Written task -> Copy every line that mentions the word "smoothed".

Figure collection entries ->
◇ ◇ ◇

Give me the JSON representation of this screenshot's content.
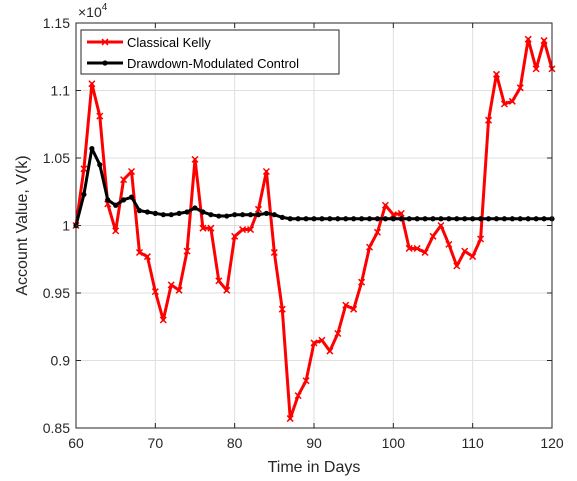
{
  "chart_data": {
    "type": "line",
    "title": "",
    "xlabel": "Time in Days",
    "ylabel": "Account Value, V(k)",
    "exponent_label": "×10",
    "exponent_power": "4",
    "xlim": [
      60,
      120
    ],
    "ylim": [
      8500,
      11500
    ],
    "xticks": [
      60,
      70,
      80,
      90,
      100,
      110,
      120
    ],
    "yticks": [
      8500,
      9000,
      9500,
      10000,
      10500,
      11000,
      11500
    ],
    "ytick_labels": [
      "0.85",
      "0.9",
      "0.95",
      "1",
      "1.05",
      "1.1",
      "1.15"
    ],
    "grid": true,
    "legend_position": "top-left",
    "series": [
      {
        "name": "Classical Kelly",
        "color": "#ff0000",
        "marker": "x",
        "x": [
          60,
          61,
          62,
          63,
          64,
          65,
          66,
          67,
          68,
          69,
          70,
          71,
          72,
          73,
          74,
          75,
          76,
          77,
          78,
          79,
          80,
          81,
          82,
          83,
          84,
          85,
          86,
          87,
          88,
          89,
          90,
          91,
          92,
          93,
          94,
          95,
          96,
          97,
          98,
          99,
          100,
          101,
          102,
          103,
          104,
          105,
          106,
          107,
          108,
          109,
          110,
          111,
          112,
          113,
          114,
          115,
          116,
          117,
          118,
          119,
          120
        ],
        "y": [
          10000,
          10420,
          11050,
          10810,
          10160,
          9960,
          10340,
          10400,
          9800,
          9770,
          9510,
          9300,
          9560,
          9520,
          9810,
          10490,
          9980,
          9980,
          9590,
          9520,
          9920,
          9970,
          9970,
          10120,
          10400,
          9800,
          9380,
          8570,
          8740,
          8850,
          9130,
          9150,
          9070,
          9200,
          9410,
          9380,
          9580,
          9840,
          9950,
          10150,
          10080,
          10090,
          9830,
          9830,
          9800,
          9920,
          10000,
          9860,
          9700,
          9810,
          9770,
          9900,
          10780,
          11120,
          10900,
          10920,
          11020,
          11380,
          11160,
          11370,
          11160
        ]
      },
      {
        "name": "Drawdown-Modulated Control",
        "color": "#000000",
        "marker": "o",
        "x": [
          60,
          61,
          62,
          63,
          64,
          65,
          66,
          67,
          68,
          69,
          70,
          71,
          72,
          73,
          74,
          75,
          76,
          77,
          78,
          79,
          80,
          81,
          82,
          83,
          84,
          85,
          86,
          87,
          88,
          89,
          90,
          91,
          92,
          93,
          94,
          95,
          96,
          97,
          98,
          99,
          100,
          101,
          102,
          103,
          104,
          105,
          106,
          107,
          108,
          109,
          110,
          111,
          112,
          113,
          114,
          115,
          116,
          117,
          118,
          119,
          120
        ],
        "y": [
          10000,
          10230,
          10570,
          10450,
          10190,
          10150,
          10190,
          10210,
          10110,
          10100,
          10090,
          10080,
          10080,
          10090,
          10100,
          10130,
          10100,
          10080,
          10070,
          10070,
          10080,
          10080,
          10080,
          10080,
          10090,
          10080,
          10060,
          10050,
          10050,
          10050,
          10050,
          10050,
          10050,
          10050,
          10050,
          10050,
          10050,
          10050,
          10050,
          10050,
          10050,
          10050,
          10050,
          10050,
          10050,
          10050,
          10050,
          10050,
          10050,
          10050,
          10050,
          10050,
          10050,
          10050,
          10050,
          10050,
          10050,
          10050,
          10050,
          10050,
          10050
        ]
      }
    ]
  }
}
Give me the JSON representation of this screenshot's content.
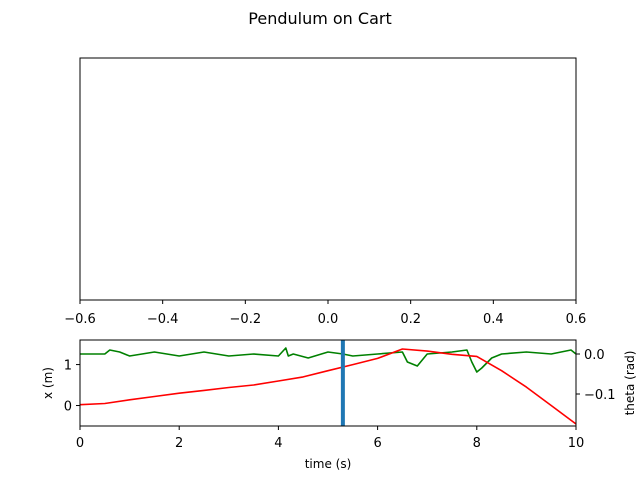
{
  "chart_data": [
    {
      "type": "scatter",
      "title": "Pendulum on Cart",
      "xlim": [
        -0.6,
        0.6
      ],
      "x_ticks": [
        "−0.6",
        "−0.4",
        "−0.2",
        "0.0",
        "0.2",
        "0.4",
        "0.6"
      ],
      "y_ticks_visible": false,
      "series": []
    },
    {
      "type": "line",
      "xlabel": "time (s)",
      "ylabel": "x (m)",
      "y2label": "theta (rad)",
      "xlim": [
        0,
        10
      ],
      "ylim": [
        -0.5,
        1.6
      ],
      "y2lim": [
        -0.18,
        0.035
      ],
      "x_ticks": [
        "0",
        "2",
        "4",
        "6",
        "8",
        "10"
      ],
      "y_ticks": [
        "0",
        "1"
      ],
      "y2_ticks": [
        "0.0",
        "−0.1"
      ],
      "current_time": 5.3,
      "colors": {
        "x": "#ff0000",
        "theta": "#008000",
        "marker": "#1f77b4"
      },
      "series": [
        {
          "axis": "left",
          "x": [
            0,
            0.5,
            1,
            1.5,
            2,
            2.5,
            3,
            3.5,
            4,
            4.5,
            5,
            5.5,
            6,
            6.5,
            7,
            7.5,
            8,
            8.5,
            9,
            9.5,
            10
          ],
          "values": [
            0.02,
            0.05,
            0.14,
            0.22,
            0.3,
            0.37,
            0.44,
            0.5,
            0.6,
            0.7,
            0.85,
            1.0,
            1.15,
            1.38,
            1.33,
            1.25,
            1.2,
            0.85,
            0.45,
            0.0,
            -0.45
          ]
        },
        {
          "axis": "right",
          "x": [
            0,
            0.5,
            0.6,
            0.8,
            1,
            1.5,
            2,
            2.5,
            3,
            3.5,
            4,
            4.15,
            4.2,
            4.3,
            4.6,
            5,
            5.3,
            5.5,
            6,
            6.5,
            6.6,
            6.8,
            7,
            7.5,
            7.8,
            7.9,
            8,
            8.1,
            8.3,
            8.5,
            9,
            9.5,
            9.9,
            10
          ],
          "values": [
            0.0,
            0.0,
            0.01,
            0.005,
            -0.005,
            0.005,
            -0.005,
            0.005,
            -0.005,
            0.0,
            -0.005,
            0.015,
            -0.005,
            0.0,
            -0.01,
            0.005,
            0.0,
            -0.005,
            0.0,
            0.005,
            -0.02,
            -0.03,
            0.0,
            0.005,
            0.01,
            -0.02,
            -0.045,
            -0.035,
            -0.01,
            0.0,
            0.005,
            0.0,
            0.01,
            0.0
          ]
        }
      ]
    }
  ]
}
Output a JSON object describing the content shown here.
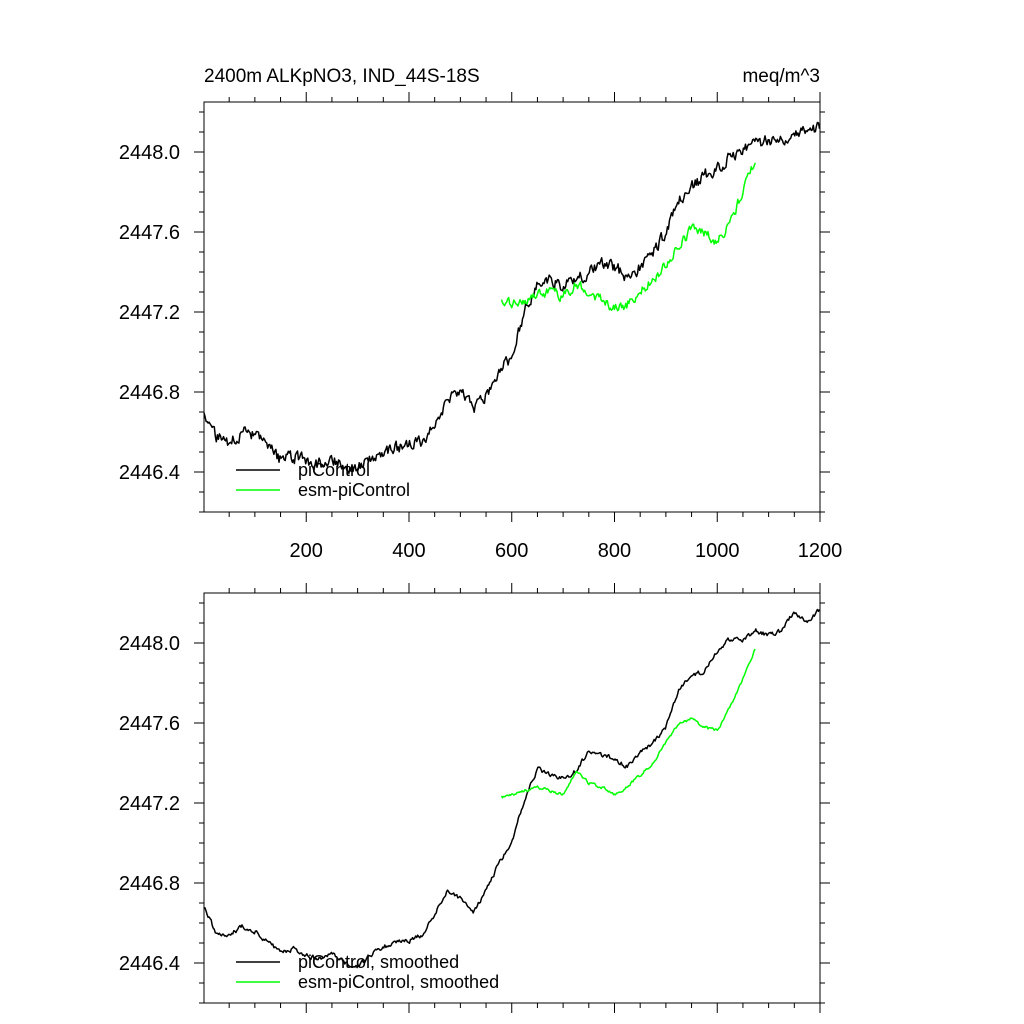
{
  "figure": {
    "title_left": "2400m ALKpNO3, IND_44S-18S",
    "title_right": "meq/m^3"
  },
  "colors": {
    "picontrol": "#000000",
    "esm_picontrol": "#00ff00"
  },
  "chart_data": [
    {
      "type": "line",
      "title": "2400m ALKpNO3, IND_44S-18S",
      "units": "meq/m^3",
      "xlim": [
        1,
        1200
      ],
      "ylim": [
        2446.2,
        2448.25
      ],
      "x_ticks": [
        200,
        400,
        600,
        800,
        1000,
        1200
      ],
      "y_ticks": [
        2446.4,
        2446.8,
        2447.2,
        2447.6,
        2448.0
      ],
      "y_tick_labels": [
        "2446.4",
        "2446.8",
        "2447.2",
        "2447.6",
        "2448.0"
      ],
      "x_tick_labels": [
        "200",
        "400",
        "600",
        "800",
        "1000",
        "1200"
      ],
      "legend": "bottom-left",
      "series": [
        {
          "name": "piControl",
          "color": "#000000",
          "x": [
            1,
            25,
            50,
            75,
            100,
            125,
            150,
            175,
            200,
            225,
            250,
            275,
            300,
            325,
            350,
            375,
            400,
            425,
            450,
            475,
            500,
            525,
            550,
            575,
            600,
            625,
            650,
            675,
            700,
            725,
            750,
            775,
            800,
            825,
            850,
            875,
            900,
            925,
            950,
            975,
            1000,
            1025,
            1050,
            1075,
            1100,
            1125,
            1150,
            1175,
            1200
          ],
          "y": [
            2446.7,
            2446.57,
            2446.55,
            2446.6,
            2446.58,
            2446.52,
            2446.46,
            2446.48,
            2446.45,
            2446.44,
            2446.47,
            2446.43,
            2446.42,
            2446.46,
            2446.5,
            2446.52,
            2446.53,
            2446.55,
            2446.65,
            2446.75,
            2446.8,
            2446.72,
            2446.78,
            2446.9,
            2446.98,
            2447.2,
            2447.34,
            2447.36,
            2447.33,
            2447.36,
            2447.4,
            2447.44,
            2447.42,
            2447.38,
            2447.42,
            2447.5,
            2447.6,
            2447.75,
            2447.82,
            2447.88,
            2447.92,
            2447.98,
            2448.02,
            2448.04,
            2448.06,
            2448.07,
            2448.1,
            2448.11,
            2448.13
          ],
          "noise": 0.05
        },
        {
          "name": "esm-piControl",
          "color": "#00ff00",
          "x": [
            580,
            600,
            625,
            650,
            675,
            700,
            725,
            750,
            775,
            800,
            825,
            850,
            875,
            900,
            925,
            950,
            975,
            1000,
            1025,
            1050,
            1075
          ],
          "y": [
            2447.24,
            2447.24,
            2447.26,
            2447.28,
            2447.3,
            2447.28,
            2447.34,
            2447.3,
            2447.26,
            2447.22,
            2447.24,
            2447.3,
            2447.36,
            2447.44,
            2447.52,
            2447.62,
            2447.6,
            2447.55,
            2447.65,
            2447.8,
            2447.98
          ],
          "noise": 0.04
        }
      ],
      "legend_entries": [
        "piControl",
        "esm-piControl"
      ]
    },
    {
      "type": "line",
      "xlim": [
        1,
        1200
      ],
      "ylim": [
        2446.2,
        2448.25
      ],
      "x_ticks": [
        200,
        400,
        600,
        800,
        1000,
        1200
      ],
      "y_ticks": [
        2446.4,
        2446.8,
        2447.2,
        2447.6,
        2448.0
      ],
      "y_tick_labels": [
        "2446.4",
        "2446.8",
        "2447.2",
        "2447.6",
        "2448.0"
      ],
      "legend": "bottom-left",
      "series": [
        {
          "name": "piControl, smoothed",
          "color": "#000000",
          "x": [
            1,
            25,
            50,
            75,
            100,
            125,
            150,
            175,
            200,
            225,
            250,
            275,
            300,
            325,
            350,
            375,
            400,
            425,
            450,
            475,
            500,
            525,
            550,
            575,
            600,
            625,
            650,
            675,
            700,
            725,
            750,
            775,
            800,
            825,
            850,
            875,
            900,
            925,
            950,
            975,
            1000,
            1025,
            1050,
            1075,
            1100,
            1125,
            1150,
            1175,
            1200
          ],
          "y": [
            2446.68,
            2446.55,
            2446.54,
            2446.58,
            2446.56,
            2446.5,
            2446.46,
            2446.47,
            2446.44,
            2446.42,
            2446.45,
            2446.4,
            2446.38,
            2446.44,
            2446.48,
            2446.5,
            2446.51,
            2446.54,
            2446.64,
            2446.76,
            2446.72,
            2446.66,
            2446.76,
            2446.9,
            2447.0,
            2447.22,
            2447.37,
            2447.34,
            2447.32,
            2447.36,
            2447.46,
            2447.44,
            2447.42,
            2447.38,
            2447.46,
            2447.5,
            2447.58,
            2447.76,
            2447.84,
            2447.86,
            2447.96,
            2448.02,
            2448.02,
            2448.06,
            2448.04,
            2448.06,
            2448.16,
            2448.1,
            2448.17
          ],
          "noise": 0.018
        },
        {
          "name": "esm-piControl, smoothed",
          "color": "#00ff00",
          "x": [
            580,
            600,
            625,
            650,
            675,
            700,
            725,
            750,
            775,
            800,
            825,
            850,
            875,
            900,
            925,
            950,
            975,
            1000,
            1025,
            1050,
            1075
          ],
          "y": [
            2447.23,
            2447.24,
            2447.26,
            2447.28,
            2447.26,
            2447.24,
            2447.36,
            2447.3,
            2447.28,
            2447.24,
            2447.28,
            2447.34,
            2447.4,
            2447.5,
            2447.6,
            2447.62,
            2447.58,
            2447.56,
            2447.68,
            2447.82,
            2447.98
          ],
          "noise": 0.012
        }
      ],
      "legend_entries": [
        "piControl, smoothed",
        "esm-piControl, smoothed"
      ]
    }
  ]
}
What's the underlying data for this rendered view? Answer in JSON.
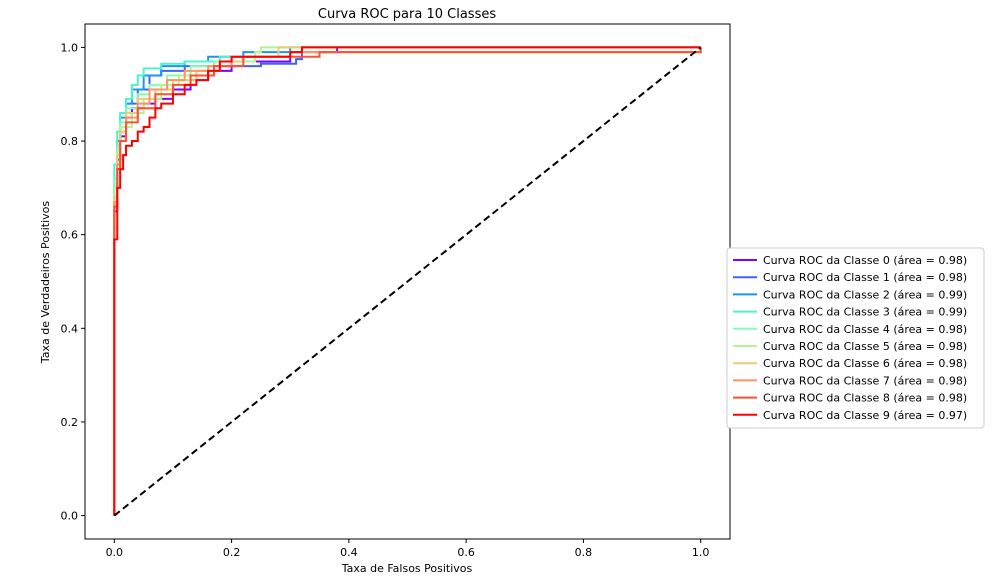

◇ ◇ ◇

Response ->
          "name": "piControl, smoothed",
          "name": "esm-piControl, smoothed",
        "piControl, smoothed",
        "esm-piControl, smoothed"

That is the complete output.